Stored data ::
((

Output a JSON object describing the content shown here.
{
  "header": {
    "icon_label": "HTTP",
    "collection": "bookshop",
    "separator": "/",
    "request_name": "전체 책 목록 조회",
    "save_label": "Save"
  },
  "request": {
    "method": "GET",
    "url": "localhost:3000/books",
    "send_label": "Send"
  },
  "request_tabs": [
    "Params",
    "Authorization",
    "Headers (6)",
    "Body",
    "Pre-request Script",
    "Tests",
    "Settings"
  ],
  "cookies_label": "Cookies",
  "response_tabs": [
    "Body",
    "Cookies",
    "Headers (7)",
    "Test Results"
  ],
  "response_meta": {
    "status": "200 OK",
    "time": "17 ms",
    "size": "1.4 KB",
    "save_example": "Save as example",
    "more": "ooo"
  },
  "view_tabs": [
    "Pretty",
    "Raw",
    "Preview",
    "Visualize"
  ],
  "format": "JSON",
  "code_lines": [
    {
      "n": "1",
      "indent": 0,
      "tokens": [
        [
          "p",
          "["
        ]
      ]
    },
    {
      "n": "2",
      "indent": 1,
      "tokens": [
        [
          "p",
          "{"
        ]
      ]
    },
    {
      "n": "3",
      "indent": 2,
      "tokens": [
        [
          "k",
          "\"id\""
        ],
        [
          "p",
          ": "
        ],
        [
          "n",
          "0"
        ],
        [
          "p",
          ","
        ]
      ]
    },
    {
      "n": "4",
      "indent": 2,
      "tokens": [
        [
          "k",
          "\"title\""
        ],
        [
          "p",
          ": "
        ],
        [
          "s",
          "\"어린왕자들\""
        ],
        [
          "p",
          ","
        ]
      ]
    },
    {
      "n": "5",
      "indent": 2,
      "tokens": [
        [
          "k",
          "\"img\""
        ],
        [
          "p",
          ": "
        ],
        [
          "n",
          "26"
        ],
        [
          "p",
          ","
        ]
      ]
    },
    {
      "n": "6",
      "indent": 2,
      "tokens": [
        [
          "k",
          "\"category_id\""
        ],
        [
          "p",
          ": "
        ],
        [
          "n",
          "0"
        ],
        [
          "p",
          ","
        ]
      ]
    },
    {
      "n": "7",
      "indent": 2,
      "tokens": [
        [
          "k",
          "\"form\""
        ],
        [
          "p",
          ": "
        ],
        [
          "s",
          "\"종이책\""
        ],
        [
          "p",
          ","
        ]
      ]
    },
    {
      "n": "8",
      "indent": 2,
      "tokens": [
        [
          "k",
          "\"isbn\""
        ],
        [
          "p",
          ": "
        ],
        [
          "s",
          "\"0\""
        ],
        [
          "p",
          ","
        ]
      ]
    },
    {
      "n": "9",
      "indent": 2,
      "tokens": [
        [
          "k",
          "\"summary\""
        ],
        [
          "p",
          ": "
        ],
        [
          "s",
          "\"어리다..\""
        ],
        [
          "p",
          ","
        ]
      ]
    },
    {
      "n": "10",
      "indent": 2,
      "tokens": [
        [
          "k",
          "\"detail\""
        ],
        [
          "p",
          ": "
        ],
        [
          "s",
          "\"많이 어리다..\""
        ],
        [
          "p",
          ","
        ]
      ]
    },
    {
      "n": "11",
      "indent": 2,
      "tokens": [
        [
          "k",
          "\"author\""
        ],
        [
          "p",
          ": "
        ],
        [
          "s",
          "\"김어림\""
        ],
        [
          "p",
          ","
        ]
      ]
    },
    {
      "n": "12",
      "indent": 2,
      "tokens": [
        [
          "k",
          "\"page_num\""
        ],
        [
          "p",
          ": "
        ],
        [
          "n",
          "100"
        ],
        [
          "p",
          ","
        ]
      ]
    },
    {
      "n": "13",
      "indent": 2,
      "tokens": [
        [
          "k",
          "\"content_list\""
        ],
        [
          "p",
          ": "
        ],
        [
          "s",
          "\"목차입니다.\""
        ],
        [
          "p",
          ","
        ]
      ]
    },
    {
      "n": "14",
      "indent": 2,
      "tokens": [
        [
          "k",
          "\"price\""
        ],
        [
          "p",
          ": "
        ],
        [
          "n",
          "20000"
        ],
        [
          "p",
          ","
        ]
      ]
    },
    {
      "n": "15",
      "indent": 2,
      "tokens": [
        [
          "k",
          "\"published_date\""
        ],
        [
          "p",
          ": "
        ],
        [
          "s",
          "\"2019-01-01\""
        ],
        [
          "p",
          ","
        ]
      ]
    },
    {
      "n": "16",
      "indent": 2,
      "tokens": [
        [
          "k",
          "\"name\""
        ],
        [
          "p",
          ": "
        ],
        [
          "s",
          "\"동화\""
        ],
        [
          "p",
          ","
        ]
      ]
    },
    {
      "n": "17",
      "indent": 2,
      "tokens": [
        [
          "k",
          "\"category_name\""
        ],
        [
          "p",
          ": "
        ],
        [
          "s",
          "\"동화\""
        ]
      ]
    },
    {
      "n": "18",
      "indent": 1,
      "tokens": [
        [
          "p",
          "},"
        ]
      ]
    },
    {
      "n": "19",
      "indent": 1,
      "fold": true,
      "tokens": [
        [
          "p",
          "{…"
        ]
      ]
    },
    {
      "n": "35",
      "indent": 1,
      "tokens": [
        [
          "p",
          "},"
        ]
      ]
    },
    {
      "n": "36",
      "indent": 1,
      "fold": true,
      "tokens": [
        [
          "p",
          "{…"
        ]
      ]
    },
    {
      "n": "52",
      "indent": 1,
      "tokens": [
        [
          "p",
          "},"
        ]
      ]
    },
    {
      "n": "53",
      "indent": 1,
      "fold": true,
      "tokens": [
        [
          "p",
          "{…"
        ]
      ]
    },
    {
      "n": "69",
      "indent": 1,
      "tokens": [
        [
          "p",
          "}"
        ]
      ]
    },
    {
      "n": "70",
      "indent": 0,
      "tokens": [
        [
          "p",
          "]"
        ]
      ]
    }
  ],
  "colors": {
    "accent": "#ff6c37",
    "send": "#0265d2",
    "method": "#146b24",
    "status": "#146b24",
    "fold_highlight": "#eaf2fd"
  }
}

))

Direction ::
Reproduce the records word for word.

Task answer ::
Output a JSON object describing the content shown here.
{
  "header": {
    "icon_label": "HTTP",
    "collection": "bookshop",
    "separator": "/",
    "request_name": "전체 책 목록 조회",
    "save_label": "Save"
  },
  "request": {
    "method": "GET",
    "url": "localhost:3000/books",
    "send_label": "Send"
  },
  "request_tabs": [
    "Params",
    "Authorization",
    "Headers (6)",
    "Body",
    "Pre-request Script",
    "Tests",
    "Settings"
  ],
  "cookies_label": "Cookies",
  "response_tabs": [
    "Body",
    "Cookies",
    "Headers (7)",
    "Test Results"
  ],
  "response_meta": {
    "status": "200 OK",
    "time": "17 ms",
    "size": "1.4 KB",
    "save_example": "Save as example",
    "more": "ooo"
  },
  "view_tabs": [
    "Pretty",
    "Raw",
    "Preview",
    "Visualize"
  ],
  "format": "JSON",
  "code_lines": [
    {
      "n": "1",
      "indent": 0,
      "tokens": [
        [
          "p",
          "["
        ]
      ]
    },
    {
      "n": "2",
      "indent": 1,
      "tokens": [
        [
          "p",
          "{"
        ]
      ]
    },
    {
      "n": "3",
      "indent": 2,
      "tokens": [
        [
          "k",
          "\"id\""
        ],
        [
          "p",
          ": "
        ],
        [
          "n",
          "0"
        ],
        [
          "p",
          ","
        ]
      ]
    },
    {
      "n": "4",
      "indent": 2,
      "tokens": [
        [
          "k",
          "\"title\""
        ],
        [
          "p",
          ": "
        ],
        [
          "s",
          "\"어린왕자들\""
        ],
        [
          "p",
          ","
        ]
      ]
    },
    {
      "n": "5",
      "indent": 2,
      "tokens": [
        [
          "k",
          "\"img\""
        ],
        [
          "p",
          ": "
        ],
        [
          "n",
          "26"
        ],
        [
          "p",
          ","
        ]
      ]
    },
    {
      "n": "6",
      "indent": 2,
      "tokens": [
        [
          "k",
          "\"category_id\""
        ],
        [
          "p",
          ": "
        ],
        [
          "n",
          "0"
        ],
        [
          "p",
          ","
        ]
      ]
    },
    {
      "n": "7",
      "indent": 2,
      "tokens": [
        [
          "k",
          "\"form\""
        ],
        [
          "p",
          ": "
        ],
        [
          "s",
          "\"종이책\""
        ],
        [
          "p",
          ","
        ]
      ]
    },
    {
      "n": "8",
      "indent": 2,
      "tokens": [
        [
          "k",
          "\"isbn\""
        ],
        [
          "p",
          ": "
        ],
        [
          "s",
          "\"0\""
        ],
        [
          "p",
          ","
        ]
      ]
    },
    {
      "n": "9",
      "indent": 2,
      "tokens": [
        [
          "k",
          "\"summary\""
        ],
        [
          "p",
          ": "
        ],
        [
          "s",
          "\"어리다..\""
        ],
        [
          "p",
          ","
        ]
      ]
    },
    {
      "n": "10",
      "indent": 2,
      "tokens": [
        [
          "k",
          "\"detail\""
        ],
        [
          "p",
          ": "
        ],
        [
          "s",
          "\"많이 어리다..\""
        ],
        [
          "p",
          ","
        ]
      ]
    },
    {
      "n": "11",
      "indent": 2,
      "tokens": [
        [
          "k",
          "\"author\""
        ],
        [
          "p",
          ": "
        ],
        [
          "s",
          "\"김어림\""
        ],
        [
          "p",
          ","
        ]
      ]
    },
    {
      "n": "12",
      "indent": 2,
      "tokens": [
        [
          "k",
          "\"page_num\""
        ],
        [
          "p",
          ": "
        ],
        [
          "n",
          "100"
        ],
        [
          "p",
          ","
        ]
      ]
    },
    {
      "n": "13",
      "indent": 2,
      "tokens": [
        [
          "k",
          "\"content_list\""
        ],
        [
          "p",
          ": "
        ],
        [
          "s",
          "\"목차입니다.\""
        ],
        [
          "p",
          ","
        ]
      ]
    },
    {
      "n": "14",
      "indent": 2,
      "tokens": [
        [
          "k",
          "\"price\""
        ],
        [
          "p",
          ": "
        ],
        [
          "n",
          "20000"
        ],
        [
          "p",
          ","
        ]
      ]
    },
    {
      "n": "15",
      "indent": 2,
      "tokens": [
        [
          "k",
          "\"published_date\""
        ],
        [
          "p",
          ": "
        ],
        [
          "s",
          "\"2019-01-01\""
        ],
        [
          "p",
          ","
        ]
      ]
    },
    {
      "n": "16",
      "indent": 2,
      "tokens": [
        [
          "k",
          "\"name\""
        ],
        [
          "p",
          ": "
        ],
        [
          "s",
          "\"동화\""
        ],
        [
          "p",
          ","
        ]
      ]
    },
    {
      "n": "17",
      "indent": 2,
      "tokens": [
        [
          "k",
          "\"category_name\""
        ],
        [
          "p",
          ": "
        ],
        [
          "s",
          "\"동화\""
        ]
      ]
    },
    {
      "n": "18",
      "indent": 1,
      "tokens": [
        [
          "p",
          "},"
        ]
      ]
    },
    {
      "n": "19",
      "indent": 1,
      "fold": true,
      "tokens": [
        [
          "p",
          "{…"
        ]
      ]
    },
    {
      "n": "35",
      "indent": 1,
      "tokens": [
        [
          "p",
          "},"
        ]
      ]
    },
    {
      "n": "36",
      "indent": 1,
      "fold": true,
      "tokens": [
        [
          "p",
          "{…"
        ]
      ]
    },
    {
      "n": "52",
      "indent": 1,
      "tokens": [
        [
          "p",
          "},"
        ]
      ]
    },
    {
      "n": "53",
      "indent": 1,
      "fold": true,
      "tokens": [
        [
          "p",
          "{…"
        ]
      ]
    },
    {
      "n": "69",
      "indent": 1,
      "tokens": [
        [
          "p",
          "}"
        ]
      ]
    },
    {
      "n": "70",
      "indent": 0,
      "tokens": [
        [
          "p",
          "]"
        ]
      ]
    }
  ],
  "colors": {
    "accent": "#ff6c37",
    "send": "#0265d2",
    "method": "#146b24",
    "status": "#146b24",
    "fold_highlight": "#eaf2fd"
  }
}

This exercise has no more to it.